===== MATERIAL FOR THE TASK
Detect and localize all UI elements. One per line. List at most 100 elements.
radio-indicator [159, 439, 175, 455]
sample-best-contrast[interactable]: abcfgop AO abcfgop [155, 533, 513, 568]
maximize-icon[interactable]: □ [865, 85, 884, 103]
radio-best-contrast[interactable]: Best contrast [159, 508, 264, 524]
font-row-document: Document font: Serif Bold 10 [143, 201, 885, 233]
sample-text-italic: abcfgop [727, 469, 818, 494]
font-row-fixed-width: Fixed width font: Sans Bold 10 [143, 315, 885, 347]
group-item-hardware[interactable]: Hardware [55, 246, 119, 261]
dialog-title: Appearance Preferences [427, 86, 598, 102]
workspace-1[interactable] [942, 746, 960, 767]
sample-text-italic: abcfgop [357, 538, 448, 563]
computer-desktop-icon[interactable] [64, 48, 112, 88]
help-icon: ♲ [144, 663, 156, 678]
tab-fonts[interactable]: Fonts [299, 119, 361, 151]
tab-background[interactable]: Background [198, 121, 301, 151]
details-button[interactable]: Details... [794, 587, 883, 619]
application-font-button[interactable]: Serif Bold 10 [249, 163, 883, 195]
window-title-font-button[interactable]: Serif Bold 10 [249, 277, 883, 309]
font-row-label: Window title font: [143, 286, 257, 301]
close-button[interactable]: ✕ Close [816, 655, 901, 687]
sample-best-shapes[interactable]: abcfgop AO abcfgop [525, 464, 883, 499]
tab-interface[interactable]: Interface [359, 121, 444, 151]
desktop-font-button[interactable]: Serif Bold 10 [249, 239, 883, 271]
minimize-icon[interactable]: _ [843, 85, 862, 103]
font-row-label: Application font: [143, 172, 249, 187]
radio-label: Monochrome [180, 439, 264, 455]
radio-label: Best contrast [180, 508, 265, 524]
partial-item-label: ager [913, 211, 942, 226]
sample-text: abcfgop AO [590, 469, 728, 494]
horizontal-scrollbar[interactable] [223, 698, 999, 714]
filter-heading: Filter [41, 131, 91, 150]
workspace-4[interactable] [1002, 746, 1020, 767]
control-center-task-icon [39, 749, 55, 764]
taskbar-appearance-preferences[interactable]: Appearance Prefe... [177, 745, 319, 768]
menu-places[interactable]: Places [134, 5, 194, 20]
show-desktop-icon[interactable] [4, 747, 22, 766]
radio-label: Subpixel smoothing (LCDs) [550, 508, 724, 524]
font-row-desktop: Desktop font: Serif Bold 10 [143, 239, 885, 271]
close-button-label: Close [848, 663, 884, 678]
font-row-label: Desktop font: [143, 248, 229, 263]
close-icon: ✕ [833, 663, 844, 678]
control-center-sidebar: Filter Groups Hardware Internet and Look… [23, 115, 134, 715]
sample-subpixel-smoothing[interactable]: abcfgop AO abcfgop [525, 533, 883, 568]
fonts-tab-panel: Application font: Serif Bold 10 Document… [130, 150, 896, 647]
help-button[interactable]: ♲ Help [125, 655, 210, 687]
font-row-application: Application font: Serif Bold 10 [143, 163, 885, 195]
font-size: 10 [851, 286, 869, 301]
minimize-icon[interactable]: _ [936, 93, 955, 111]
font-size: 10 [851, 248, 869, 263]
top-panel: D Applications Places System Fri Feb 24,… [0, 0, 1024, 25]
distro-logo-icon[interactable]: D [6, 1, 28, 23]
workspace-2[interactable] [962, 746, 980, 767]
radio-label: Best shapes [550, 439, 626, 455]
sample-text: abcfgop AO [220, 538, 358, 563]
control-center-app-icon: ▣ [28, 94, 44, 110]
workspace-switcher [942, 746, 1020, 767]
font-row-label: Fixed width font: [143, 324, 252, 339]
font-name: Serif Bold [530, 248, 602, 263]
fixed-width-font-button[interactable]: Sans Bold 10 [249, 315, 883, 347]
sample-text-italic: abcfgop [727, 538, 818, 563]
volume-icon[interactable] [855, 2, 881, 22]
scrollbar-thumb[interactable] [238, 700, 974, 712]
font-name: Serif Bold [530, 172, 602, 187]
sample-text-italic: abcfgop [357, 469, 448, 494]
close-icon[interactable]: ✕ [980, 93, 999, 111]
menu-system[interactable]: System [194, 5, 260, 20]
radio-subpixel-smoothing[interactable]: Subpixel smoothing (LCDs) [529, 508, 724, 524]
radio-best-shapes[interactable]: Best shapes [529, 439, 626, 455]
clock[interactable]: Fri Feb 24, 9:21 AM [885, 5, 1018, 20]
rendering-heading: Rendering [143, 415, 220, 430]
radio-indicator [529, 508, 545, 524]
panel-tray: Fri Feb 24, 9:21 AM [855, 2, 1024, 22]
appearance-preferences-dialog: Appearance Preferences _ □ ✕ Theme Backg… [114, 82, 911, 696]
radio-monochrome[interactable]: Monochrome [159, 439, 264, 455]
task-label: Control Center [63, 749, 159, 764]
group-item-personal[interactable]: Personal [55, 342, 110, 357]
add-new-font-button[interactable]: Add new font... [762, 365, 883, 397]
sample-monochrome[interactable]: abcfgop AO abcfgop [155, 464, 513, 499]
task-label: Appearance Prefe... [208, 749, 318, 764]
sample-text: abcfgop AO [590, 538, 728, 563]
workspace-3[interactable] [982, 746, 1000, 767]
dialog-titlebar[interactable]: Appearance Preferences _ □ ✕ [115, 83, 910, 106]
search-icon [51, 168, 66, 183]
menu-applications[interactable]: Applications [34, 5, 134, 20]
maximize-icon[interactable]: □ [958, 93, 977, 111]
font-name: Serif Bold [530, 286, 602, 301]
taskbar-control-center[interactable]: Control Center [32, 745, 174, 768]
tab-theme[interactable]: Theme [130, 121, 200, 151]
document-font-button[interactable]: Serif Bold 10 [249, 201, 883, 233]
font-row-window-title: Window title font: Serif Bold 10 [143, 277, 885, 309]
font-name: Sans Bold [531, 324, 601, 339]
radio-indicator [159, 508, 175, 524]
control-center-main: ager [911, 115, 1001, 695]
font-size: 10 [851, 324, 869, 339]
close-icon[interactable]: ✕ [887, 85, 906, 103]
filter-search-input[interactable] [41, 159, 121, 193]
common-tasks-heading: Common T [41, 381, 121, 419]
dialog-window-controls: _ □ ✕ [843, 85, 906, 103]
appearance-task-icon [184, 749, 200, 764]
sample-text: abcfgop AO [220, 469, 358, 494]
==========
Print every line of the records above verbatim, in the same order.

OUTPUT BELOW ::
Detect and localize all UI elements. One per line. List at most 100 elements.
radio-indicator [159, 439, 175, 455]
sample-best-contrast[interactable]: abcfgop AO abcfgop [155, 533, 513, 568]
maximize-icon[interactable]: □ [865, 85, 884, 103]
radio-best-contrast[interactable]: Best contrast [159, 508, 264, 524]
font-row-document: Document font: Serif Bold 10 [143, 201, 885, 233]
sample-text-italic: abcfgop [727, 469, 818, 494]
font-row-fixed-width: Fixed width font: Sans Bold 10 [143, 315, 885, 347]
group-item-hardware[interactable]: Hardware [55, 246, 119, 261]
dialog-title: Appearance Preferences [427, 86, 598, 102]
workspace-1[interactable] [942, 746, 960, 767]
sample-text-italic: abcfgop [357, 538, 448, 563]
computer-desktop-icon[interactable] [64, 48, 112, 88]
help-icon: ♲ [144, 663, 156, 678]
tab-fonts[interactable]: Fonts [299, 119, 361, 151]
tab-background[interactable]: Background [198, 121, 301, 151]
details-button[interactable]: Details... [794, 587, 883, 619]
application-font-button[interactable]: Serif Bold 10 [249, 163, 883, 195]
window-title-font-button[interactable]: Serif Bold 10 [249, 277, 883, 309]
font-row-label: Window title font: [143, 286, 257, 301]
close-button[interactable]: ✕ Close [816, 655, 901, 687]
sample-best-shapes[interactable]: abcfgop AO abcfgop [525, 464, 883, 499]
tab-interface[interactable]: Interface [359, 121, 444, 151]
desktop-font-button[interactable]: Serif Bold 10 [249, 239, 883, 271]
minimize-icon[interactable]: _ [843, 85, 862, 103]
font-row-label: Application font: [143, 172, 249, 187]
radio-label: Monochrome [180, 439, 264, 455]
radio-label: Best contrast [180, 508, 265, 524]
partial-item-label: ager [913, 211, 942, 226]
sample-text: abcfgop AO [590, 469, 728, 494]
horizontal-scrollbar[interactable] [223, 698, 999, 714]
filter-heading: Filter [41, 131, 91, 150]
workspace-4[interactable] [1002, 746, 1020, 767]
control-center-task-icon [39, 749, 55, 764]
taskbar-appearance-preferences[interactable]: Appearance Prefe... [177, 745, 319, 768]
menu-places[interactable]: Places [134, 5, 194, 20]
show-desktop-icon[interactable] [4, 747, 22, 766]
radio-label: Subpixel smoothing (LCDs) [550, 508, 724, 524]
font-row-desktop: Desktop font: Serif Bold 10 [143, 239, 885, 271]
close-button-label: Close [848, 663, 884, 678]
font-row-label: Desktop font: [143, 248, 229, 263]
close-icon: ✕ [833, 663, 844, 678]
control-center-sidebar: Filter Groups Hardware Internet and Look… [23, 115, 134, 715]
sample-subpixel-smoothing[interactable]: abcfgop AO abcfgop [525, 533, 883, 568]
fonts-tab-panel: Application font: Serif Bold 10 Document… [130, 150, 896, 647]
help-button[interactable]: ♲ Help [125, 655, 210, 687]
font-row-application: Application font: Serif Bold 10 [143, 163, 885, 195]
font-size: 10 [851, 286, 869, 301]
minimize-icon[interactable]: _ [936, 93, 955, 111]
font-size: 10 [851, 248, 869, 263]
top-panel: D Applications Places System Fri Feb 24,… [0, 0, 1024, 25]
distro-logo-icon[interactable]: D [6, 1, 28, 23]
workspace-2[interactable] [962, 746, 980, 767]
radio-label: Best shapes [550, 439, 626, 455]
sample-text: abcfgop AO [220, 538, 358, 563]
control-center-app-icon: ▣ [28, 94, 44, 110]
workspace-switcher [942, 746, 1020, 767]
font-row-label: Fixed width font: [143, 324, 252, 339]
font-name: Serif Bold [530, 248, 602, 263]
fixed-width-font-button[interactable]: Sans Bold 10 [249, 315, 883, 347]
sample-text-italic: abcfgop [727, 538, 818, 563]
volume-icon[interactable] [855, 2, 881, 22]
scrollbar-thumb[interactable] [238, 700, 974, 712]
font-name: Serif Bold [530, 172, 602, 187]
sample-text-italic: abcfgop [357, 469, 448, 494]
close-icon[interactable]: ✕ [980, 93, 999, 111]
menu-system[interactable]: System [194, 5, 260, 20]
radio-subpixel-smoothing[interactable]: Subpixel smoothing (LCDs) [529, 508, 724, 524]
radio-best-shapes[interactable]: Best shapes [529, 439, 626, 455]
clock[interactable]: Fri Feb 24, 9:21 AM [885, 5, 1018, 20]
rendering-heading: Rendering [143, 415, 220, 430]
radio-indicator [529, 508, 545, 524]
panel-tray: Fri Feb 24, 9:21 AM [855, 2, 1024, 22]
appearance-preferences-dialog: Appearance Preferences _ □ ✕ Theme Backg… [114, 82, 911, 696]
radio-monochrome[interactable]: Monochrome [159, 439, 264, 455]
task-label: Control Center [63, 749, 159, 764]
group-item-personal[interactable]: Personal [55, 342, 110, 357]
add-new-font-button[interactable]: Add new font... [762, 365, 883, 397]
sample-monochrome[interactable]: abcfgop AO abcfgop [155, 464, 513, 499]
task-label: Appearance Prefe... [208, 749, 318, 764]
sample-text: abcfgop AO [590, 538, 728, 563]
workspace-3[interactable] [982, 746, 1000, 767]
dialog-titlebar[interactable]: Appearance Preferences _ □ ✕ [115, 83, 910, 106]
search-icon [51, 168, 66, 183]
menu-applications[interactable]: Applications [34, 5, 134, 20]
maximize-icon[interactable]: □ [958, 93, 977, 111]
font-name: Serif Bold [530, 286, 602, 301]
taskbar-control-center[interactable]: Control Center [32, 745, 174, 768]
tab-theme[interactable]: Theme [130, 121, 200, 151]
document-font-button[interactable]: Serif Bold 10 [249, 201, 883, 233]
font-row-window-title: Window title font: Serif Bold 10 [143, 277, 885, 309]
font-name: Sans Bold [531, 324, 601, 339]
radio-indicator [159, 508, 175, 524]
control-center-main: ager [911, 115, 1001, 695]
font-size: 10 [851, 324, 869, 339]
close-icon[interactable]: ✕ [887, 85, 906, 103]
filter-search-input[interactable] [41, 159, 121, 193]
common-tasks-heading: Common T [41, 381, 121, 419]
dialog-window-controls: _ □ ✕ [843, 85, 906, 103]
appearance-task-icon [184, 749, 200, 764]
sample-text: abcfgop AO [220, 469, 358, 494]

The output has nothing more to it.